• _Objective_
Will you give the material below again, every line exactly as it is?

Dataset entries

....

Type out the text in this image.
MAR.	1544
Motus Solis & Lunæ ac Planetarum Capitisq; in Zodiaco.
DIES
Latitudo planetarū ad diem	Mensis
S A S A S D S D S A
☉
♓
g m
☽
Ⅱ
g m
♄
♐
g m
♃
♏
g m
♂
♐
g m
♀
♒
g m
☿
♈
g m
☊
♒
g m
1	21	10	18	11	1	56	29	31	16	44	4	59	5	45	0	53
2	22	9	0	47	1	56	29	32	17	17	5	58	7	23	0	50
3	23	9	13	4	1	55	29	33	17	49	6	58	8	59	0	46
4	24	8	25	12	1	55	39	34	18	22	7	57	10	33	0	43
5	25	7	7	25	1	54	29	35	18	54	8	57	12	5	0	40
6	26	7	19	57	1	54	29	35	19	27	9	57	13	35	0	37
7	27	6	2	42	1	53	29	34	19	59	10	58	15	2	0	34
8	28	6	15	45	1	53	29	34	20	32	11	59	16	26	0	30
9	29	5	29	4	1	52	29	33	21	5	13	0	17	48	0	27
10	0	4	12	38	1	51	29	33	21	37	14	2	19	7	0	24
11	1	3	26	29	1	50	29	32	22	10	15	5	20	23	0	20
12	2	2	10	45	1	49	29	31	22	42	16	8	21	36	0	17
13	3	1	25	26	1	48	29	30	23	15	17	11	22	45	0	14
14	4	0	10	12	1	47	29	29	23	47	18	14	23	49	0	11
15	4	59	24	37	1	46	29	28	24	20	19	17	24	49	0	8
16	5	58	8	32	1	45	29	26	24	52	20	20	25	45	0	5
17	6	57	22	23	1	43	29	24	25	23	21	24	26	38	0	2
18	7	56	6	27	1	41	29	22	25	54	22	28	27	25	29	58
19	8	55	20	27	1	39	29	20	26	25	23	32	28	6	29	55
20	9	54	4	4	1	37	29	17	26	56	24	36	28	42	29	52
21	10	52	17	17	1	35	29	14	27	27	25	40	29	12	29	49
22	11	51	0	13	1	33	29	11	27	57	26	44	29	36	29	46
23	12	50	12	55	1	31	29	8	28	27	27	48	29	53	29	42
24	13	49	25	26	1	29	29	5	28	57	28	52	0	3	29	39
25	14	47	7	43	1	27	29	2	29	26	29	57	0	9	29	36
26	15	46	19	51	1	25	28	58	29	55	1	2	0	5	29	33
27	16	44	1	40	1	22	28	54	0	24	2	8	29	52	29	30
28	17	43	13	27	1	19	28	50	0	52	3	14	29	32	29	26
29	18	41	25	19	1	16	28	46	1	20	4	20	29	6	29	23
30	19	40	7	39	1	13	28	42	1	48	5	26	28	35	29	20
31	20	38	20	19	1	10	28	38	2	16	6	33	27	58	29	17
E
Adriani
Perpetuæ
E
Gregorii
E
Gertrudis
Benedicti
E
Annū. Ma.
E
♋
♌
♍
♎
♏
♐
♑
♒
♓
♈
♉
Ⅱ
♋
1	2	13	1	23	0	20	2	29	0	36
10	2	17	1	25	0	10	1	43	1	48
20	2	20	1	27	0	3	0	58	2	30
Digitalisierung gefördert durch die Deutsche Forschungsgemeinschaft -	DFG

....

• _Full answer_
Type out the text in this image.
MAR.	1544
Motus Solis & Lunæ ac Planetarum Capitisq; in Zodiaco.
DIES
Latitudo planetarū ad diem	Mensis
S A S A S D S D S A
☉
♓
g m
☽
Ⅱ
g m
♄
♐
g m
♃
♏
g m
♂
♐
g m
♀
♒
g m
☿
♈
g m
☊
♒
g m
1	21	10	18	11	1	56	29	31	16	44	4	59	5	45	0	53
2	22	9	0	47	1	56	29	32	17	17	5	58	7	23	0	50
3	23	9	13	4	1	55	29	33	17	49	6	58	8	59	0	46
4	24	8	25	12	1	55	39	34	18	22	7	57	10	33	0	43
5	25	7	7	25	1	54	29	35	18	54	8	57	12	5	0	40
6	26	7	19	57	1	54	29	35	19	27	9	57	13	35	0	37
7	27	6	2	42	1	53	29	34	19	59	10	58	15	2	0	34
8	28	6	15	45	1	53	29	34	20	32	11	59	16	26	0	30
9	29	5	29	4	1	52	29	33	21	5	13	0	17	48	0	27
10	0	4	12	38	1	51	29	33	21	37	14	2	19	7	0	24
11	1	3	26	29	1	50	29	32	22	10	15	5	20	23	0	20
12	2	2	10	45	1	49	29	31	22	42	16	8	21	36	0	17
13	3	1	25	26	1	48	29	30	23	15	17	11	22	45	0	14
14	4	0	10	12	1	47	29	29	23	47	18	14	23	49	0	11
15	4	59	24	37	1	46	29	28	24	20	19	17	24	49	0	8
16	5	58	8	32	1	45	29	26	24	52	20	20	25	45	0	5
17	6	57	22	23	1	43	29	24	25	23	21	24	26	38	0	2
18	7	56	6	27	1	41	29	22	25	54	22	28	27	25	29	58
19	8	55	20	27	1	39	29	20	26	25	23	32	28	6	29	55
20	9	54	4	4	1	37	29	17	26	56	24	36	28	42	29	52
21	10	52	17	17	1	35	29	14	27	27	25	40	29	12	29	49
22	11	51	0	13	1	33	29	11	27	57	26	44	29	36	29	46
23	12	50	12	55	1	31	29	8	28	27	27	48	29	53	29	42
24	13	49	25	26	1	29	29	5	28	57	28	52	0	3	29	39
25	14	47	7	43	1	27	29	2	29	26	29	57	0	9	29	36
26	15	46	19	51	1	25	28	58	29	55	1	2	0	5	29	33
27	16	44	1	40	1	22	28	54	0	24	2	8	29	52	29	30
28	17	43	13	27	1	19	28	50	0	52	3	14	29	32	29	26
29	18	41	25	19	1	16	28	46	1	20	4	20	29	6	29	23
30	19	40	7	39	1	13	28	42	1	48	5	26	28	35	29	20
31	20	38	20	19	1	10	28	38	2	16	6	33	27	58	29	17
E
Adriani
Perpetuæ
E
Gregorii
E
Gertrudis
Benedicti
E
Annū. Ma.
E
♋
♌
♍
♎
♏
♐
♑
♒
♓
♈
♉
Ⅱ
♋
1	2	13	1	23	0	20	2	29	0	36
10	2	17	1	25	0	10	1	43	1	48
20	2	20	1	27	0	3	0	58	2	30
Digitalisierung gefördert durch die Deutsche Forschungsgemeinschaft -	DFG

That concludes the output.